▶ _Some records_
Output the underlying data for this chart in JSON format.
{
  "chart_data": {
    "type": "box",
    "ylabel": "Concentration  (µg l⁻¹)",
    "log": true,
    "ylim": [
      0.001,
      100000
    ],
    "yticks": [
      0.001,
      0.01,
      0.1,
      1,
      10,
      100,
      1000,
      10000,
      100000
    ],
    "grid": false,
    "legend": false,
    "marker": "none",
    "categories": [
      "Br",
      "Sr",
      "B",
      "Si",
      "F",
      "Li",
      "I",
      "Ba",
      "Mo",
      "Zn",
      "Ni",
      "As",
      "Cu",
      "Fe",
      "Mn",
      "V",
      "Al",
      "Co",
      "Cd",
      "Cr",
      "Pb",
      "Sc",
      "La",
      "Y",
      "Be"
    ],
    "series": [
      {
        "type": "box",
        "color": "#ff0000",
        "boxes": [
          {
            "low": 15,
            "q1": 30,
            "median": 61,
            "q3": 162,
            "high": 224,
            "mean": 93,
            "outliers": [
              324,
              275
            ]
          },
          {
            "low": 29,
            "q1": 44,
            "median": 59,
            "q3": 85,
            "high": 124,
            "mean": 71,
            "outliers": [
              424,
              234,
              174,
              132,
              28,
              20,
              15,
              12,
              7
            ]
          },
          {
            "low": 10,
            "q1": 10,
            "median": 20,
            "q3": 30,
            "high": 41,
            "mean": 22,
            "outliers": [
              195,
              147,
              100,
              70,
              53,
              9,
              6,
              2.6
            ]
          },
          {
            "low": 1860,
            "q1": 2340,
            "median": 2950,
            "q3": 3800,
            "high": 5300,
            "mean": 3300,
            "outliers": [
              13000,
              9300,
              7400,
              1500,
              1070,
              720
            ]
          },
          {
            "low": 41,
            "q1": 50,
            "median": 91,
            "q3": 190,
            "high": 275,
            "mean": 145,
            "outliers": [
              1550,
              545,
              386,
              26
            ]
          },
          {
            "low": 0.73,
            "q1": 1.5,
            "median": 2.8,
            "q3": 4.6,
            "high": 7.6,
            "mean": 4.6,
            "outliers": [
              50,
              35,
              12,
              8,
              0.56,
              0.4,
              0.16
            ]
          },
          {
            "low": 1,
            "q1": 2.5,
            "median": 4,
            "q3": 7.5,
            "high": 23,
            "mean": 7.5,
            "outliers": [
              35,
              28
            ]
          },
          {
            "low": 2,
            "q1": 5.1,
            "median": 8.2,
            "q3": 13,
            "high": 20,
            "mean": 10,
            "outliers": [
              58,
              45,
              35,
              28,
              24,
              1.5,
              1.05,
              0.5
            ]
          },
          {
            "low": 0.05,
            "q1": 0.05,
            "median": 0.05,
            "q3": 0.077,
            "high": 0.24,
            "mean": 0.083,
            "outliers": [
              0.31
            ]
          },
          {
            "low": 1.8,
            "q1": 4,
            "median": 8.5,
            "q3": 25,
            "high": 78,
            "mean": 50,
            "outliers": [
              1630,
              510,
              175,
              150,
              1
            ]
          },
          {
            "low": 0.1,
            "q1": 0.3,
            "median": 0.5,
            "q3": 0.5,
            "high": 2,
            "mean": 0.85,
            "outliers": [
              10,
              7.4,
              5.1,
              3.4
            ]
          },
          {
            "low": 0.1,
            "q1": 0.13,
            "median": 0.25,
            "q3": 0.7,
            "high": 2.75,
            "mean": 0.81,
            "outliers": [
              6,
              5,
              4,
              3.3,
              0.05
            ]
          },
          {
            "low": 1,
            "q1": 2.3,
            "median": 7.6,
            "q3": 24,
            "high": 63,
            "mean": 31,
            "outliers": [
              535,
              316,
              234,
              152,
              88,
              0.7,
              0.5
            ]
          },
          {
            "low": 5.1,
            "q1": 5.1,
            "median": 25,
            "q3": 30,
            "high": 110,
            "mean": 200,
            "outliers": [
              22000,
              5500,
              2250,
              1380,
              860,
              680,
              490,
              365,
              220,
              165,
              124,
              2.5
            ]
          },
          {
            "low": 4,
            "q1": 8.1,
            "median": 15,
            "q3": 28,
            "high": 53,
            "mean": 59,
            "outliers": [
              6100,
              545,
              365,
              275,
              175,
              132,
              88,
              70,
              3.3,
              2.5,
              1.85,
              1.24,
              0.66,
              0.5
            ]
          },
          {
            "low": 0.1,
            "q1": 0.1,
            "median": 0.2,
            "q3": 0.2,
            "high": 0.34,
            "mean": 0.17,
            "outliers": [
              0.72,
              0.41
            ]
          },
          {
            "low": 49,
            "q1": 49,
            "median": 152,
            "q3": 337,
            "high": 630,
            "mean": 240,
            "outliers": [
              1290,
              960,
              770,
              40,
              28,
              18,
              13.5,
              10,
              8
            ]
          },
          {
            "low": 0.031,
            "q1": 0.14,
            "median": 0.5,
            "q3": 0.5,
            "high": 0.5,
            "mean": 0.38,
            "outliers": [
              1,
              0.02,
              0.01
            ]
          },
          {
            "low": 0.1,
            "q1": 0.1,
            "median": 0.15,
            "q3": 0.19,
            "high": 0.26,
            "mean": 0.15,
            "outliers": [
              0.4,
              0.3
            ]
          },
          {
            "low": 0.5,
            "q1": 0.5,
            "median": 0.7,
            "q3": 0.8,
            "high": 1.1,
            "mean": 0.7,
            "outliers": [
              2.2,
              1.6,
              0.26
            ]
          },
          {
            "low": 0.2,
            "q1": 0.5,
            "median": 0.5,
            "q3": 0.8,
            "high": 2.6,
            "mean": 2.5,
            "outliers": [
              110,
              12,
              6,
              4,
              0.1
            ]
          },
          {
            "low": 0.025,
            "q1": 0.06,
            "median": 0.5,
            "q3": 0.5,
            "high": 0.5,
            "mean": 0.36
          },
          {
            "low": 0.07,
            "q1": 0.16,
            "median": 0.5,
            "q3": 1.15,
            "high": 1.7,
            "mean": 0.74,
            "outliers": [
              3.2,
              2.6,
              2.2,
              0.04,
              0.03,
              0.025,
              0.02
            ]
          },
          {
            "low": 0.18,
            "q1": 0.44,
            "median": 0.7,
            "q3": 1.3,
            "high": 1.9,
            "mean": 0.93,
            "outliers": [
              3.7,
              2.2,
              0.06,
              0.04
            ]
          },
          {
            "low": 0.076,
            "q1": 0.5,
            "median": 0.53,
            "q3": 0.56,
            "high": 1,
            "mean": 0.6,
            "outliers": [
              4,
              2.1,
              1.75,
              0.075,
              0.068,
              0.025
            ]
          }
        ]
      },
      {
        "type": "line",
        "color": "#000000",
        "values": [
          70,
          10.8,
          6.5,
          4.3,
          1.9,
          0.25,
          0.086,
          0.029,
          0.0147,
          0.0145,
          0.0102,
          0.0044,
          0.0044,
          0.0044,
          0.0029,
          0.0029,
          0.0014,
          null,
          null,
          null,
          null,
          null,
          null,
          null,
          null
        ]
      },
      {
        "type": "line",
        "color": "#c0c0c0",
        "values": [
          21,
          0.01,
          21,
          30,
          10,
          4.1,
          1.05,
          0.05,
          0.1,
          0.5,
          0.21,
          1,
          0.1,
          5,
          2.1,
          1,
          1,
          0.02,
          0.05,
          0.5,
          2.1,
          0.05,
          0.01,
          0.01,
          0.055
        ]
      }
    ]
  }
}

▶ _What to produce_
Reproduce each line verbatim.

▶ _Response for this exercise_
Output the underlying data for this chart in JSON format.
{
  "chart_data": {
    "type": "box",
    "ylabel": "Concentration  (µg l⁻¹)",
    "log": true,
    "ylim": [
      0.001,
      100000
    ],
    "yticks": [
      0.001,
      0.01,
      0.1,
      1,
      10,
      100,
      1000,
      10000,
      100000
    ],
    "grid": false,
    "legend": false,
    "marker": "none",
    "categories": [
      "Br",
      "Sr",
      "B",
      "Si",
      "F",
      "Li",
      "I",
      "Ba",
      "Mo",
      "Zn",
      "Ni",
      "As",
      "Cu",
      "Fe",
      "Mn",
      "V",
      "Al",
      "Co",
      "Cd",
      "Cr",
      "Pb",
      "Sc",
      "La",
      "Y",
      "Be"
    ],
    "series": [
      {
        "type": "box",
        "color": "#ff0000",
        "boxes": [
          {
            "low": 15,
            "q1": 30,
            "median": 61,
            "q3": 162,
            "high": 224,
            "mean": 93,
            "outliers": [
              324,
              275
            ]
          },
          {
            "low": 29,
            "q1": 44,
            "median": 59,
            "q3": 85,
            "high": 124,
            "mean": 71,
            "outliers": [
              424,
              234,
              174,
              132,
              28,
              20,
              15,
              12,
              7
            ]
          },
          {
            "low": 10,
            "q1": 10,
            "median": 20,
            "q3": 30,
            "high": 41,
            "mean": 22,
            "outliers": [
              195,
              147,
              100,
              70,
              53,
              9,
              6,
              2.6
            ]
          },
          {
            "low": 1860,
            "q1": 2340,
            "median": 2950,
            "q3": 3800,
            "high": 5300,
            "mean": 3300,
            "outliers": [
              13000,
              9300,
              7400,
              1500,
              1070,
              720
            ]
          },
          {
            "low": 41,
            "q1": 50,
            "median": 91,
            "q3": 190,
            "high": 275,
            "mean": 145,
            "outliers": [
              1550,
              545,
              386,
              26
            ]
          },
          {
            "low": 0.73,
            "q1": 1.5,
            "median": 2.8,
            "q3": 4.6,
            "high": 7.6,
            "mean": 4.6,
            "outliers": [
              50,
              35,
              12,
              8,
              0.56,
              0.4,
              0.16
            ]
          },
          {
            "low": 1,
            "q1": 2.5,
            "median": 4,
            "q3": 7.5,
            "high": 23,
            "mean": 7.5,
            "outliers": [
              35,
              28
            ]
          },
          {
            "low": 2,
            "q1": 5.1,
            "median": 8.2,
            "q3": 13,
            "high": 20,
            "mean": 10,
            "outliers": [
              58,
              45,
              35,
              28,
              24,
              1.5,
              1.05,
              0.5
            ]
          },
          {
            "low": 0.05,
            "q1": 0.05,
            "median": 0.05,
            "q3": 0.077,
            "high": 0.24,
            "mean": 0.083,
            "outliers": [
              0.31
            ]
          },
          {
            "low": 1.8,
            "q1": 4,
            "median": 8.5,
            "q3": 25,
            "high": 78,
            "mean": 50,
            "outliers": [
              1630,
              510,
              175,
              150,
              1
            ]
          },
          {
            "low": 0.1,
            "q1": 0.3,
            "median": 0.5,
            "q3": 0.5,
            "high": 2,
            "mean": 0.85,
            "outliers": [
              10,
              7.4,
              5.1,
              3.4
            ]
          },
          {
            "low": 0.1,
            "q1": 0.13,
            "median": 0.25,
            "q3": 0.7,
            "high": 2.75,
            "mean": 0.81,
            "outliers": [
              6,
              5,
              4,
              3.3,
              0.05
            ]
          },
          {
            "low": 1,
            "q1": 2.3,
            "median": 7.6,
            "q3": 24,
            "high": 63,
            "mean": 31,
            "outliers": [
              535,
              316,
              234,
              152,
              88,
              0.7,
              0.5
            ]
          },
          {
            "low": 5.1,
            "q1": 5.1,
            "median": 25,
            "q3": 30,
            "high": 110,
            "mean": 200,
            "outliers": [
              22000,
              5500,
              2250,
              1380,
              860,
              680,
              490,
              365,
              220,
              165,
              124,
              2.5
            ]
          },
          {
            "low": 4,
            "q1": 8.1,
            "median": 15,
            "q3": 28,
            "high": 53,
            "mean": 59,
            "outliers": [
              6100,
              545,
              365,
              275,
              175,
              132,
              88,
              70,
              3.3,
              2.5,
              1.85,
              1.24,
              0.66,
              0.5
            ]
          },
          {
            "low": 0.1,
            "q1": 0.1,
            "median": 0.2,
            "q3": 0.2,
            "high": 0.34,
            "mean": 0.17,
            "outliers": [
              0.72,
              0.41
            ]
          },
          {
            "low": 49,
            "q1": 49,
            "median": 152,
            "q3": 337,
            "high": 630,
            "mean": 240,
            "outliers": [
              1290,
              960,
              770,
              40,
              28,
              18,
              13.5,
              10,
              8
            ]
          },
          {
            "low": 0.031,
            "q1": 0.14,
            "median": 0.5,
            "q3": 0.5,
            "high": 0.5,
            "mean": 0.38,
            "outliers": [
              1,
              0.02,
              0.01
            ]
          },
          {
            "low": 0.1,
            "q1": 0.1,
            "median": 0.15,
            "q3": 0.19,
            "high": 0.26,
            "mean": 0.15,
            "outliers": [
              0.4,
              0.3
            ]
          },
          {
            "low": 0.5,
            "q1": 0.5,
            "median": 0.7,
            "q3": 0.8,
            "high": 1.1,
            "mean": 0.7,
            "outliers": [
              2.2,
              1.6,
              0.26
            ]
          },
          {
            "low": 0.2,
            "q1": 0.5,
            "median": 0.5,
            "q3": 0.8,
            "high": 2.6,
            "mean": 2.5,
            "outliers": [
              110,
              12,
              6,
              4,
              0.1
            ]
          },
          {
            "low": 0.025,
            "q1": 0.06,
            "median": 0.5,
            "q3": 0.5,
            "high": 0.5,
            "mean": 0.36
          },
          {
            "low": 0.07,
            "q1": 0.16,
            "median": 0.5,
            "q3": 1.15,
            "high": 1.7,
            "mean": 0.74,
            "outliers": [
              3.2,
              2.6,
              2.2,
              0.04,
              0.03,
              0.025,
              0.02
            ]
          },
          {
            "low": 0.18,
            "q1": 0.44,
            "median": 0.7,
            "q3": 1.3,
            "high": 1.9,
            "mean": 0.93,
            "outliers": [
              3.7,
              2.2,
              0.06,
              0.04
            ]
          },
          {
            "low": 0.076,
            "q1": 0.5,
            "median": 0.53,
            "q3": 0.56,
            "high": 1,
            "mean": 0.6,
            "outliers": [
              4,
              2.1,
              1.75,
              0.075,
              0.068,
              0.025
            ]
          }
        ]
      },
      {
        "type": "line",
        "color": "#000000",
        "values": [
          70,
          10.8,
          6.5,
          4.3,
          1.9,
          0.25,
          0.086,
          0.029,
          0.0147,
          0.0145,
          0.0102,
          0.0044,
          0.0044,
          0.0044,
          0.0029,
          0.0029,
          0.0014,
          null,
          null,
          null,
          null,
          null,
          null,
          null,
          null
        ]
      },
      {
        "type": "line",
        "color": "#c0c0c0",
        "values": [
          21,
          0.01,
          21,
          30,
          10,
          4.1,
          1.05,
          0.05,
          0.1,
          0.5,
          0.21,
          1,
          0.1,
          5,
          2.1,
          1,
          1,
          0.02,
          0.05,
          0.5,
          2.1,
          0.05,
          0.01,
          0.01,
          0.055
        ]
      }
    ]
  }
}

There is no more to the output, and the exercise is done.